#### The problem
Could you repeat the lines of the listing below exactly, starting at the line that contains "Y-axis label: Viability" and ending at the line that contains "Bar (254, 229, 300, 313)", both included?

-------------------------

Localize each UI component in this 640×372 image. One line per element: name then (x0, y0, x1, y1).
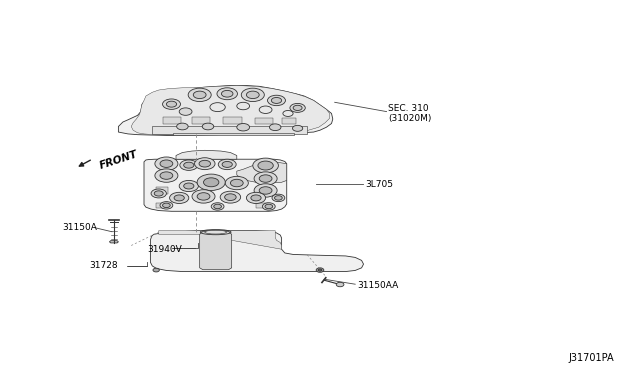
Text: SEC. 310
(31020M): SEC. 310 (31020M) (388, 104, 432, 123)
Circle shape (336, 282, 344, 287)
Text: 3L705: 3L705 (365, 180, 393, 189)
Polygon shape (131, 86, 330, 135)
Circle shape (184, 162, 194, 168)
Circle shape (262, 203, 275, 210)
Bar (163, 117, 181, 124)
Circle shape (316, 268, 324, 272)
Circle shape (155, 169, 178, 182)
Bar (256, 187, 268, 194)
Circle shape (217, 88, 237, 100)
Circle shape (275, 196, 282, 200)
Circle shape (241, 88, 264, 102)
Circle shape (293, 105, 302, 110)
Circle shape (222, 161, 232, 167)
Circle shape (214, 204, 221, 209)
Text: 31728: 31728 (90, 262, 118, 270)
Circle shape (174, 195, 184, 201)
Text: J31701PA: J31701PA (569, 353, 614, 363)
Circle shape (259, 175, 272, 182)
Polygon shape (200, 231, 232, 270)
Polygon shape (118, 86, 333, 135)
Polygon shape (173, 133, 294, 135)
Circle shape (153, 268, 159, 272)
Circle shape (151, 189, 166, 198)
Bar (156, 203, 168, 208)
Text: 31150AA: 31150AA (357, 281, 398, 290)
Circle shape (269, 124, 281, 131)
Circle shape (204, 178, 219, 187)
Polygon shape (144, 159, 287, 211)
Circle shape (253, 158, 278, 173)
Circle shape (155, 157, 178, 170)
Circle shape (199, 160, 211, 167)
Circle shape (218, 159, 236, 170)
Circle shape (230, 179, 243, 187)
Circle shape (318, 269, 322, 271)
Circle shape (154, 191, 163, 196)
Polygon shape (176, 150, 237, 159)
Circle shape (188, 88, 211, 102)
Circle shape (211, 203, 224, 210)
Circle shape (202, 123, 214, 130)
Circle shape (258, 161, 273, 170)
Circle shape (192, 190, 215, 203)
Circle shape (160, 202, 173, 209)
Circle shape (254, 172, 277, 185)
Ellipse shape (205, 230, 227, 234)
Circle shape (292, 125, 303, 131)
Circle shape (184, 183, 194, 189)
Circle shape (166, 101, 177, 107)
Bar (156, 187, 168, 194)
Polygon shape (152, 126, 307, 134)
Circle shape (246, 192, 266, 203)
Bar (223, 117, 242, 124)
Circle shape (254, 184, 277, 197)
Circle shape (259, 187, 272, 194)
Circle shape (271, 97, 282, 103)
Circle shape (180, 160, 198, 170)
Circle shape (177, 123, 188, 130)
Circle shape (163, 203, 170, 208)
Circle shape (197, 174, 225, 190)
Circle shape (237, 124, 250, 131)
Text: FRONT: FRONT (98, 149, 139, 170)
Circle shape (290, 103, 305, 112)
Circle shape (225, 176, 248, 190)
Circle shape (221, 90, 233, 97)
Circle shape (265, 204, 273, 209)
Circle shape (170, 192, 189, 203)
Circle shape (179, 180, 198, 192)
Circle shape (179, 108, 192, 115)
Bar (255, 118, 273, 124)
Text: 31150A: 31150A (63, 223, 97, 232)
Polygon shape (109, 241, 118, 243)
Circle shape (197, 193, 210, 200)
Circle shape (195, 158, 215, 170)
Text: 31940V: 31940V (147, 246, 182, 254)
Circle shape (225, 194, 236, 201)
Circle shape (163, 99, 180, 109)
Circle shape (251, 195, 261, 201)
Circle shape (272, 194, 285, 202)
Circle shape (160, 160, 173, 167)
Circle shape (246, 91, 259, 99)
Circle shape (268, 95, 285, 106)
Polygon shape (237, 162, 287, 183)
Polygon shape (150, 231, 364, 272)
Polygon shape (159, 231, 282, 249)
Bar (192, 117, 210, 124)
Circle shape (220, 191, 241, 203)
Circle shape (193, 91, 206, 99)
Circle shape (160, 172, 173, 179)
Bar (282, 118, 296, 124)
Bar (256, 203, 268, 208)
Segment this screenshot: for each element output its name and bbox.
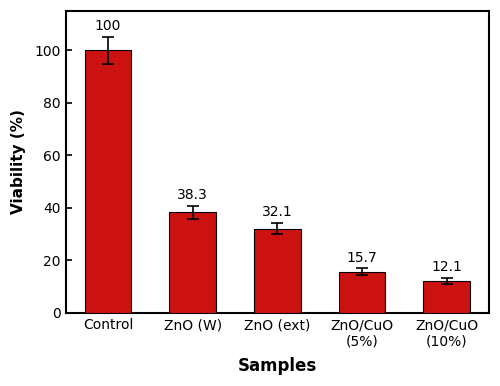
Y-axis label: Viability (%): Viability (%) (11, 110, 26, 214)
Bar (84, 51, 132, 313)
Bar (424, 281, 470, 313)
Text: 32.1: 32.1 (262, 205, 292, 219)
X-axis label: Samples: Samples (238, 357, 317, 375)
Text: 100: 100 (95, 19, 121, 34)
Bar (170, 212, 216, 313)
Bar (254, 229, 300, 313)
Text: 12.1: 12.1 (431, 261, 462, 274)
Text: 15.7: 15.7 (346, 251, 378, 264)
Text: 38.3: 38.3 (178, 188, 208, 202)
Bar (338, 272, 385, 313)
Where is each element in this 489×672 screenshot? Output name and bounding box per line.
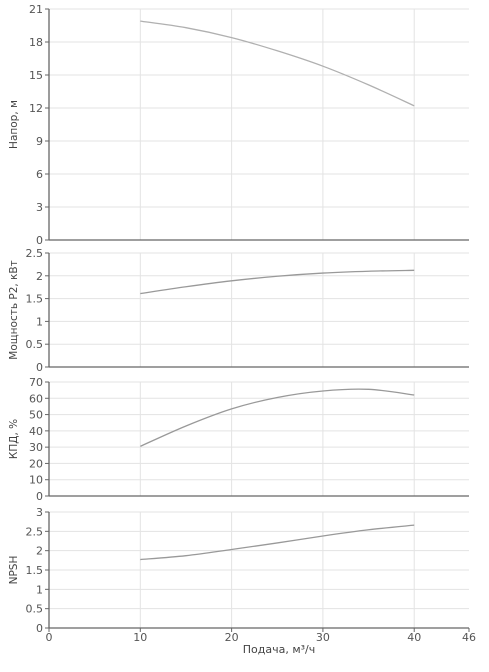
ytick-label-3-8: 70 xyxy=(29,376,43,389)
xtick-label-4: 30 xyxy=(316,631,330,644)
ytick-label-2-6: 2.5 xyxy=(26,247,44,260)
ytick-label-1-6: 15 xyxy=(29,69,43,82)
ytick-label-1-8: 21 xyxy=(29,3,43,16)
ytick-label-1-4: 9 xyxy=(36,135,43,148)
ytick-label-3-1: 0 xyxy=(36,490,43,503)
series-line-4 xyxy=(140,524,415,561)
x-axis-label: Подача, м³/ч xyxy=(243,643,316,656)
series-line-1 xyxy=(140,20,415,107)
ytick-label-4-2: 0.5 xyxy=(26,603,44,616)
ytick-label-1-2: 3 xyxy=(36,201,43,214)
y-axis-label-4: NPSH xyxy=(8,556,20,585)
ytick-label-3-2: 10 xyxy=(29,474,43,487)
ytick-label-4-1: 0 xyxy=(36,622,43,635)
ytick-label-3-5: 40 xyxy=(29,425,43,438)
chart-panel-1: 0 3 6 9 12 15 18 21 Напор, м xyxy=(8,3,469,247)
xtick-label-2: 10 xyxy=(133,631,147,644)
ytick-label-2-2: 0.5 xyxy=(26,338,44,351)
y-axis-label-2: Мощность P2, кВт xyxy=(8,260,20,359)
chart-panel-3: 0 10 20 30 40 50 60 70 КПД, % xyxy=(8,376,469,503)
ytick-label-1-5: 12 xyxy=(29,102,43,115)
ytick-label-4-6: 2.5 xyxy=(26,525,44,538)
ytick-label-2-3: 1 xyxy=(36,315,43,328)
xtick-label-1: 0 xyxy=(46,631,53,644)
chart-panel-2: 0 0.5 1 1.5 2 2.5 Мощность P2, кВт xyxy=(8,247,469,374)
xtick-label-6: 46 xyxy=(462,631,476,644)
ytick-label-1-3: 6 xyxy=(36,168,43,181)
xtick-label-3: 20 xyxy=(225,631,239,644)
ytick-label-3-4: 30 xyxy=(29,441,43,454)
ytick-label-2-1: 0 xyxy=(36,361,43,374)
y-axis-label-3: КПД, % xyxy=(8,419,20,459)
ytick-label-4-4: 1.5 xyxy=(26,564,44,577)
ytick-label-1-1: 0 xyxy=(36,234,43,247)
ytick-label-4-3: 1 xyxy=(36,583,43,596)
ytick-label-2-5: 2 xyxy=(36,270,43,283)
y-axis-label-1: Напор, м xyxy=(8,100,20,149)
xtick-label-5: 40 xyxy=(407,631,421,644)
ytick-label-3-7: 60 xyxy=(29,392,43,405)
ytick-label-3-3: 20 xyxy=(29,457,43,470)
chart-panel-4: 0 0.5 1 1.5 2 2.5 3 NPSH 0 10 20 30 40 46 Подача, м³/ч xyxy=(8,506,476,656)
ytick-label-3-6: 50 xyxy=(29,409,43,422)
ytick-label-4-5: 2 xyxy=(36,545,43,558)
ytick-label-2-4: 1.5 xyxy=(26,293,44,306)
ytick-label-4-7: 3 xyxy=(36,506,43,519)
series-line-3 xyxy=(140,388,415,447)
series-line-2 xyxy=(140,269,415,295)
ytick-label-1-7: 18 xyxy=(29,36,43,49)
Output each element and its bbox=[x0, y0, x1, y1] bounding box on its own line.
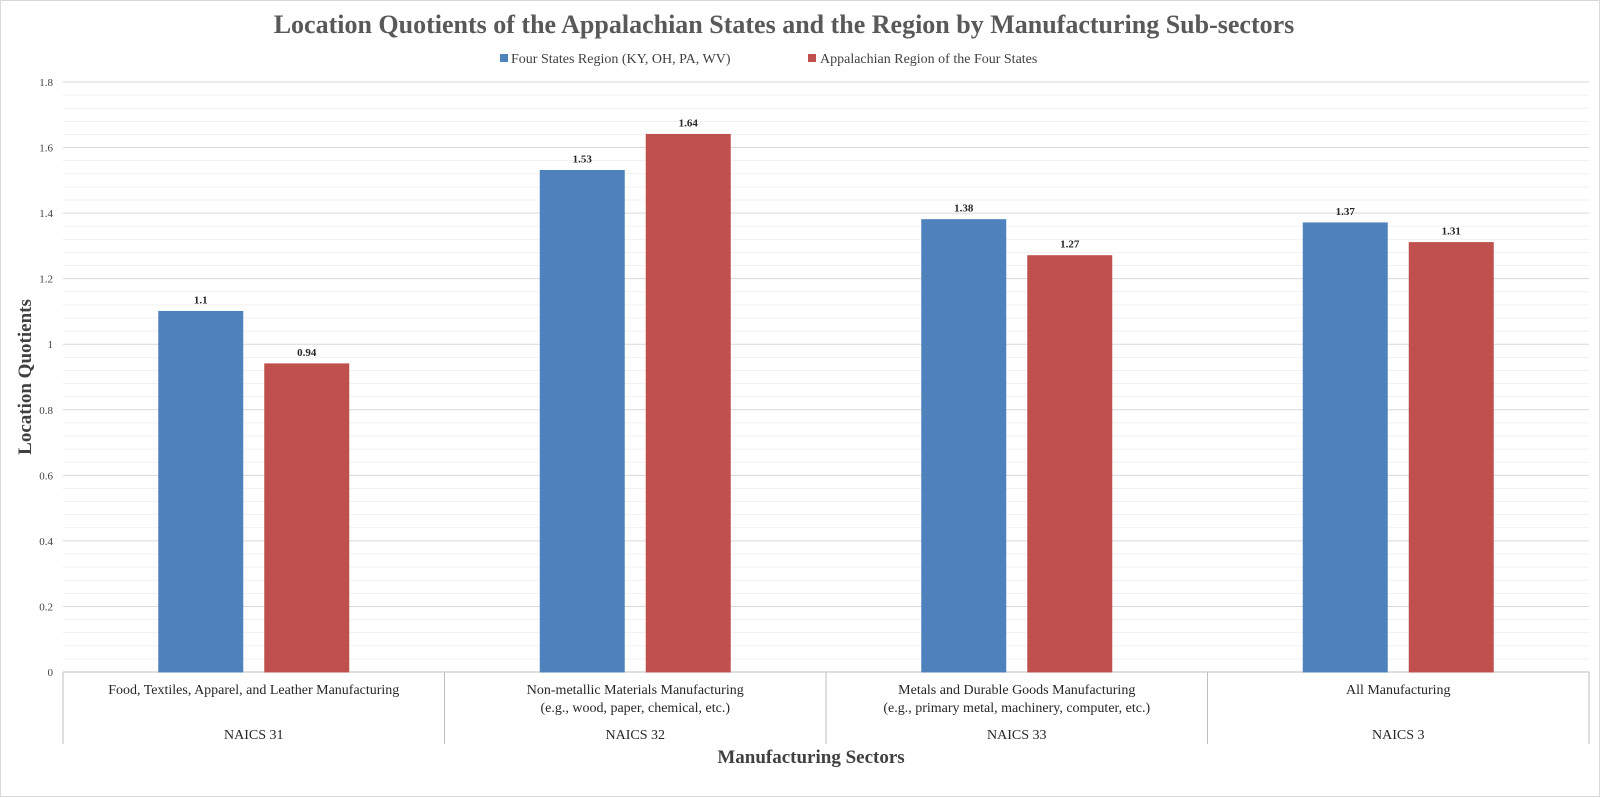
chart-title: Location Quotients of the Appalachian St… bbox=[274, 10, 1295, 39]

-------------------------

#### Answer
Y-axis label: Viability (%): Viability (%) (11, 110, 26, 214)
Bar (84, 51, 132, 313)
Bar (424, 281, 470, 313)
Text: 32.1: 32.1 (262, 205, 292, 219)
X-axis label: Samples: Samples (238, 357, 317, 375)
Text: 100: 100 (95, 19, 121, 34)
Bar (170, 212, 216, 313)
Bar (254, 229, 300, 313)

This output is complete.